Dataset:
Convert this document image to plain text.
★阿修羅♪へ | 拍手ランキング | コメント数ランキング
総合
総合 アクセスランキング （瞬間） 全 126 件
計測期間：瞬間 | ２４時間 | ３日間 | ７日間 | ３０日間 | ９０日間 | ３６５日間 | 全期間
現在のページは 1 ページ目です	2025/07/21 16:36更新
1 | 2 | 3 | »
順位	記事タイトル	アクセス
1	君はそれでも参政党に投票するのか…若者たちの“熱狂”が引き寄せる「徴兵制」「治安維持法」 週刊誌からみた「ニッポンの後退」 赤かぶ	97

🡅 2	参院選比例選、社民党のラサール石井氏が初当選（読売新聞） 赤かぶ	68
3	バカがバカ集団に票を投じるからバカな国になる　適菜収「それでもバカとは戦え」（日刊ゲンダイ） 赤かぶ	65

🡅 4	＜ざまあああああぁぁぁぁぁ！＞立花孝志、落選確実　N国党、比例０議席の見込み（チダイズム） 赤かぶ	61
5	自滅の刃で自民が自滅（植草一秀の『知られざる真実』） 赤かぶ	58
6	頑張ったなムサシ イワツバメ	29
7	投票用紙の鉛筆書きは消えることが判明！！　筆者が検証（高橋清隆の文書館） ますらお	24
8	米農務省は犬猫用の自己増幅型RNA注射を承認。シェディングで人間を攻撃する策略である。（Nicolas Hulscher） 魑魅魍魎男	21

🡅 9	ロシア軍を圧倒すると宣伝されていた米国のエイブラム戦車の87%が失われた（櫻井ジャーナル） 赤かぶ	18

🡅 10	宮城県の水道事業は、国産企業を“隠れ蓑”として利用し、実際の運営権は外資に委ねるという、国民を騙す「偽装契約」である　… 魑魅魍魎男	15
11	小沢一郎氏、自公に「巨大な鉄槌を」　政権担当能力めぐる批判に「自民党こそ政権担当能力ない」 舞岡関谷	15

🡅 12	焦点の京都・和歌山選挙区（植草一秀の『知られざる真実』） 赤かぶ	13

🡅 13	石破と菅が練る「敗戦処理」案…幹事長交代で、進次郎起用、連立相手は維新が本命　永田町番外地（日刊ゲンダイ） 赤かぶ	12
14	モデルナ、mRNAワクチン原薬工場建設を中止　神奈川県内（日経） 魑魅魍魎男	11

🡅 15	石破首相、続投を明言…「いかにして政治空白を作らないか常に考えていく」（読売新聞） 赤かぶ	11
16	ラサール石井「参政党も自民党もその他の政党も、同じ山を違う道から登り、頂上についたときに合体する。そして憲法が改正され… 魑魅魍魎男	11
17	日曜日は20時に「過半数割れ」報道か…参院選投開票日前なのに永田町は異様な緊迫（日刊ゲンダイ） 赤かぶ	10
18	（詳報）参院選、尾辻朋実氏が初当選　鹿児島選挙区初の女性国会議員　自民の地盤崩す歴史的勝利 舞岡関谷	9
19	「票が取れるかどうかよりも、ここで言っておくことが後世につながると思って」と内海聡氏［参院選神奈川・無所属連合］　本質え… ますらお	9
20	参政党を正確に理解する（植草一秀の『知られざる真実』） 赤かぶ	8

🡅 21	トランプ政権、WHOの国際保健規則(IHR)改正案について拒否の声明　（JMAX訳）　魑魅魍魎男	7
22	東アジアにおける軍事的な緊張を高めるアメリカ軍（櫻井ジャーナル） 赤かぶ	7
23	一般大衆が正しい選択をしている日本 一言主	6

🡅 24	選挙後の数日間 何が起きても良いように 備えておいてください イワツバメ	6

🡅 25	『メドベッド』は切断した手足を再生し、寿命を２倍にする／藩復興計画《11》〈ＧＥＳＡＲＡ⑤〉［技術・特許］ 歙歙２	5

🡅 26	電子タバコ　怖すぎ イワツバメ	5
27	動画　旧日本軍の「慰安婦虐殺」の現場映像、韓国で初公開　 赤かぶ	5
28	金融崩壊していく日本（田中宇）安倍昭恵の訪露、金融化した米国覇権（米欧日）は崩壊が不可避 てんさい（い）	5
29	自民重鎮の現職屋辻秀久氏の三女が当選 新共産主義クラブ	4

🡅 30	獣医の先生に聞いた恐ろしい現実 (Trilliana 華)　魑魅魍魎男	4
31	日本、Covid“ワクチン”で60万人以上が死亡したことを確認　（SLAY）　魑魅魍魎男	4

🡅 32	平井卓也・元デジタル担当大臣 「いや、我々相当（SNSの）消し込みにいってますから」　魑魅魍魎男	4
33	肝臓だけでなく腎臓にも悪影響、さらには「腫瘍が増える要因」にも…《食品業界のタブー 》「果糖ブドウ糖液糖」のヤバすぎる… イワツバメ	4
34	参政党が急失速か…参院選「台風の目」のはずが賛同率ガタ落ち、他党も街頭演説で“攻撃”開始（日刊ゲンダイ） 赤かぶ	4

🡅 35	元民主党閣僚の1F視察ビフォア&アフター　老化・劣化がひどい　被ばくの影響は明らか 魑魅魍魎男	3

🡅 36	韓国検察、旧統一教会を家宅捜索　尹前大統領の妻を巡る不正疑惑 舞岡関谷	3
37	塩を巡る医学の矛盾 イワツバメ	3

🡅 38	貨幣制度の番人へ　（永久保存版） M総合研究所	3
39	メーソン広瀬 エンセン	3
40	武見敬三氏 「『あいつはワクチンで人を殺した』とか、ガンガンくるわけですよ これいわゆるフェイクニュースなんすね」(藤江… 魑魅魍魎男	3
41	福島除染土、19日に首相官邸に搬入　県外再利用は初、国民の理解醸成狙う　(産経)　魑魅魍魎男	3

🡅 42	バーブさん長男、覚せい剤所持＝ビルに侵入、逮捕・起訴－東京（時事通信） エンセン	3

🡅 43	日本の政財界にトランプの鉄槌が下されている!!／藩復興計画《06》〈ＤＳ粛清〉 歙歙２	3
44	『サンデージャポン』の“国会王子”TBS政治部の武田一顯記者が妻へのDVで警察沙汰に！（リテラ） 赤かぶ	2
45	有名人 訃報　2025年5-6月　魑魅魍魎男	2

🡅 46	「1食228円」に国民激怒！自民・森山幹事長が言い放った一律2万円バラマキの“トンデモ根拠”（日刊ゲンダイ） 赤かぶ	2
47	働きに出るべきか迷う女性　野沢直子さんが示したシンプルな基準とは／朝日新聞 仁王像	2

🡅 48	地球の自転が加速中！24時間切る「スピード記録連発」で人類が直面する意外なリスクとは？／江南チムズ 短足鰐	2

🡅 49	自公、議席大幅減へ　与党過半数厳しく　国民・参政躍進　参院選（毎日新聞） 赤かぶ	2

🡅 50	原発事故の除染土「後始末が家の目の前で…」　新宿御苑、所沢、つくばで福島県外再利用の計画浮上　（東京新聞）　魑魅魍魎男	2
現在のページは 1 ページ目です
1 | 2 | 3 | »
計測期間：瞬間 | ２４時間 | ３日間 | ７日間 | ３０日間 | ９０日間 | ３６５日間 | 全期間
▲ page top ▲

Activity:
Repeat every line of the records above exactly.

Task solution:
Convert this document image to plain text.
★阿修羅♪へ | 拍手ランキング | コメント数ランキング
総合
総合 アクセスランキング （瞬間） 全 126 件
計測期間：瞬間 | ２４時間 | ３日間 | ７日間 | ３０日間 | ９０日間 | ３６５日間 | 全期間
現在のページは 1 ページ目です	2025/07/21 16:36更新
1 | 2 | 3 | »
順位	記事タイトル	アクセス
1	君はそれでも参政党に投票するのか…若者たちの“熱狂”が引き寄せる「徴兵制」「治安維持法」 週刊誌からみた「ニッポンの後退」 赤かぶ	97

🡅 2	参院選比例選、社民党のラサール石井氏が初当選（読売新聞） 赤かぶ	68
3	バカがバカ集団に票を投じるからバカな国になる　適菜収「それでもバカとは戦え」（日刊ゲンダイ） 赤かぶ	65

🡅 4	＜ざまあああああぁぁぁぁぁ！＞立花孝志、落選確実　N国党、比例０議席の見込み（チダイズム） 赤かぶ	61
5	自滅の刃で自民が自滅（植草一秀の『知られざる真実』） 赤かぶ	58
6	頑張ったなムサシ イワツバメ	29
7	投票用紙の鉛筆書きは消えることが判明！！　筆者が検証（高橋清隆の文書館） ますらお	24
8	米農務省は犬猫用の自己増幅型RNA注射を承認。シェディングで人間を攻撃する策略である。（Nicolas Hulscher） 魑魅魍魎男	21

🡅 9	ロシア軍を圧倒すると宣伝されていた米国のエイブラム戦車の87%が失われた（櫻井ジャーナル） 赤かぶ	18

🡅 10	宮城県の水道事業は、国産企業を“隠れ蓑”として利用し、実際の運営権は外資に委ねるという、国民を騙す「偽装契約」である　… 魑魅魍魎男	15
11	小沢一郎氏、自公に「巨大な鉄槌を」　政権担当能力めぐる批判に「自民党こそ政権担当能力ない」 舞岡関谷	15

🡅 12	焦点の京都・和歌山選挙区（植草一秀の『知られざる真実』） 赤かぶ	13

🡅 13	石破と菅が練る「敗戦処理」案…幹事長交代で、進次郎起用、連立相手は維新が本命　永田町番外地（日刊ゲンダイ） 赤かぶ	12
14	モデルナ、mRNAワクチン原薬工場建設を中止　神奈川県内（日経） 魑魅魍魎男	11

🡅 15	石破首相、続投を明言…「いかにして政治空白を作らないか常に考えていく」（読売新聞） 赤かぶ	11
16	ラサール石井「参政党も自民党もその他の政党も、同じ山を違う道から登り、頂上についたときに合体する。そして憲法が改正され… 魑魅魍魎男	11
17	日曜日は20時に「過半数割れ」報道か…参院選投開票日前なのに永田町は異様な緊迫（日刊ゲンダイ） 赤かぶ	10
18	（詳報）参院選、尾辻朋実氏が初当選　鹿児島選挙区初の女性国会議員　自民の地盤崩す歴史的勝利 舞岡関谷	9
19	「票が取れるかどうかよりも、ここで言っておくことが後世につながると思って」と内海聡氏［参院選神奈川・無所属連合］　本質え… ますらお	9
20	参政党を正確に理解する（植草一秀の『知られざる真実』） 赤かぶ	8

🡅 21	トランプ政権、WHOの国際保健規則(IHR)改正案について拒否の声明　（JMAX訳）　魑魅魍魎男	7
22	東アジアにおける軍事的な緊張を高めるアメリカ軍（櫻井ジャーナル） 赤かぶ	7
23	一般大衆が正しい選択をしている日本 一言主	6

🡅 24	選挙後の数日間 何が起きても良いように 備えておいてください イワツバメ	6

🡅 25	『メドベッド』は切断した手足を再生し、寿命を２倍にする／藩復興計画《11》〈ＧＥＳＡＲＡ⑤〉［技術・特許］ 歙歙２	5

🡅 26	電子タバコ　怖すぎ イワツバメ	5
27	動画　旧日本軍の「慰安婦虐殺」の現場映像、韓国で初公開　 赤かぶ	5
28	金融崩壊していく日本（田中宇）安倍昭恵の訪露、金融化した米国覇権（米欧日）は崩壊が不可避 てんさい（い）	5
29	自民重鎮の現職屋辻秀久氏の三女が当選 新共産主義クラブ	4

🡅 30	獣医の先生に聞いた恐ろしい現実 (Trilliana 華)　魑魅魍魎男	4
31	日本、Covid“ワクチン”で60万人以上が死亡したことを確認　（SLAY）　魑魅魍魎男	4

🡅 32	平井卓也・元デジタル担当大臣 「いや、我々相当（SNSの）消し込みにいってますから」　魑魅魍魎男	4
33	肝臓だけでなく腎臓にも悪影響、さらには「腫瘍が増える要因」にも…《食品業界のタブー 》「果糖ブドウ糖液糖」のヤバすぎる… イワツバメ	4
34	参政党が急失速か…参院選「台風の目」のはずが賛同率ガタ落ち、他党も街頭演説で“攻撃”開始（日刊ゲンダイ） 赤かぶ	4

🡅 35	元民主党閣僚の1F視察ビフォア&アフター　老化・劣化がひどい　被ばくの影響は明らか 魑魅魍魎男	3

🡅 36	韓国検察、旧統一教会を家宅捜索　尹前大統領の妻を巡る不正疑惑 舞岡関谷	3
37	塩を巡る医学の矛盾 イワツバメ	3

🡅 38	貨幣制度の番人へ　（永久保存版） M総合研究所	3
39	メーソン広瀬 エンセン	3
40	武見敬三氏 「『あいつはワクチンで人を殺した』とか、ガンガンくるわけですよ これいわゆるフェイクニュースなんすね」(藤江… 魑魅魍魎男	3
41	福島除染土、19日に首相官邸に搬入　県外再利用は初、国民の理解醸成狙う　(産経)　魑魅魍魎男	3

🡅 42	バーブさん長男、覚せい剤所持＝ビルに侵入、逮捕・起訴－東京（時事通信） エンセン	3

🡅 43	日本の政財界にトランプの鉄槌が下されている!!／藩復興計画《06》〈ＤＳ粛清〉 歙歙２	3
44	『サンデージャポン』の“国会王子”TBS政治部の武田一顯記者が妻へのDVで警察沙汰に！（リテラ） 赤かぶ	2
45	有名人 訃報　2025年5-6月　魑魅魍魎男	2

🡅 46	「1食228円」に国民激怒！自民・森山幹事長が言い放った一律2万円バラマキの“トンデモ根拠”（日刊ゲンダイ） 赤かぶ	2
47	働きに出るべきか迷う女性　野沢直子さんが示したシンプルな基準とは／朝日新聞 仁王像	2

🡅 48	地球の自転が加速中！24時間切る「スピード記録連発」で人類が直面する意外なリスクとは？／江南チムズ 短足鰐	2

🡅 49	自公、議席大幅減へ　与党過半数厳しく　国民・参政躍進　参院選（毎日新聞） 赤かぶ	2

🡅 50	原発事故の除染土「後始末が家の目の前で…」　新宿御苑、所沢、つくばで福島県外再利用の計画浮上　（東京新聞）　魑魅魍魎男	2
現在のページは 1 ページ目です
1 | 2 | 3 | »
計測期間：瞬間 | ２４時間 | ３日間 | ７日間 | ３０日間 | ９０日間 | ３６５日間 | 全期間
▲ page top ▲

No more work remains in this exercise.